WHAT YOU SHOULD DO: Output the data below in full, character for character.

INPUT:
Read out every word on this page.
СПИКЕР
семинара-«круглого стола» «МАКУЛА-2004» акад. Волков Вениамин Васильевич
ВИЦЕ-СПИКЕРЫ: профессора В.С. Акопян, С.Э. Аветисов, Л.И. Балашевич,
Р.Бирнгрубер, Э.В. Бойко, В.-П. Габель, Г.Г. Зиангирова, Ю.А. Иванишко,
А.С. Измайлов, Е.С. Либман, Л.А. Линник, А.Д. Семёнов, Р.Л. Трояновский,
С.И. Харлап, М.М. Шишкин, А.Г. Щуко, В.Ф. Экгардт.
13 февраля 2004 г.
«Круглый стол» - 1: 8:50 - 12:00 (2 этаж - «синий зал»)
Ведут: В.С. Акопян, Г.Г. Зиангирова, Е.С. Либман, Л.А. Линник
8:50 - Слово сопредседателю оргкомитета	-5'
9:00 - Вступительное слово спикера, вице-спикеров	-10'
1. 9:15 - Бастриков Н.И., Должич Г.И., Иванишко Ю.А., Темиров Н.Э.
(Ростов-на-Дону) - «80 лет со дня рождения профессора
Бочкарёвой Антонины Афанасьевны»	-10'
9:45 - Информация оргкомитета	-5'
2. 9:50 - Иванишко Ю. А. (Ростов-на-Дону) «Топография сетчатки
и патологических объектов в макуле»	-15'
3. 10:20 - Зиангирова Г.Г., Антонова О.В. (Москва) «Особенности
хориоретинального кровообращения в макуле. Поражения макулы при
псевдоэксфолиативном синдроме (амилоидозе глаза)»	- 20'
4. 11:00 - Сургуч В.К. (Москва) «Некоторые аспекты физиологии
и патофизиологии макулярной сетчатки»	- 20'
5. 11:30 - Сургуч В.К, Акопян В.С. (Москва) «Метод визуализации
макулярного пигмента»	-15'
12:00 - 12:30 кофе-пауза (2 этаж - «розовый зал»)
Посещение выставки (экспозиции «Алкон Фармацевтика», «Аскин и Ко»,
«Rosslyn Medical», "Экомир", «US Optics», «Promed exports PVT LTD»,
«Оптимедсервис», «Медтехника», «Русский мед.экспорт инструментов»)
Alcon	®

TASK RESPONSE:
Read out every word on this page.
СПИКЕР
семинара-«круглого стола» «МАКУЛА-2004» акад. Волков Вениамин Васильевич
ВИЦЕ-СПИКЕРЫ: профессора В.С. Акопян, С.Э. Аветисов, Л.И. Балашевич,
Р.Бирнгрубер, Э.В. Бойко, В.-П. Габель, Г.Г. Зиангирова, Ю.А. Иванишко,
А.С. Измайлов, Е.С. Либман, Л.А. Линник, А.Д. Семёнов, Р.Л. Трояновский,
С.И. Харлап, М.М. Шишкин, А.Г. Щуко, В.Ф. Экгардт.
13 февраля 2004 г.
«Круглый стол» - 1: 8:50 - 12:00 (2 этаж - «синий зал»)
Ведут: В.С. Акопян, Г.Г. Зиангирова, Е.С. Либман, Л.А. Линник
8:50 - Слово сопредседателю оргкомитета	-5'
9:00 - Вступительное слово спикера, вице-спикеров	-10'
1. 9:15 - Бастриков Н.И., Должич Г.И., Иванишко Ю.А., Темиров Н.Э.
(Ростов-на-Дону) - «80 лет со дня рождения профессора
Бочкарёвой Антонины Афанасьевны»	-10'
9:45 - Информация оргкомитета	-5'
2. 9:50 - Иванишко Ю. А. (Ростов-на-Дону) «Топография сетчатки
и патологических объектов в макуле»	-15'
3. 10:20 - Зиангирова Г.Г., Антонова О.В. (Москва) «Особенности
хориоретинального кровообращения в макуле. Поражения макулы при
псевдоэксфолиативном синдроме (амилоидозе глаза)»	- 20'
4. 11:00 - Сургуч В.К. (Москва) «Некоторые аспекты физиологии
и патофизиологии макулярной сетчатки»	- 20'
5. 11:30 - Сургуч В.К, Акопян В.С. (Москва) «Метод визуализации
макулярного пигмента»	-15'
12:00 - 12:30 кофе-пауза (2 этаж - «розовый зал»)
Посещение выставки (экспозиции «Алкон Фармацевтика», «Аскин и Ко»,
«Rosslyn Medical», "Экомир", «US Optics», «Promed exports PVT LTD»,
«Оптимедсервис», «Медтехника», «Русский мед.экспорт инструментов»)
Alcon	®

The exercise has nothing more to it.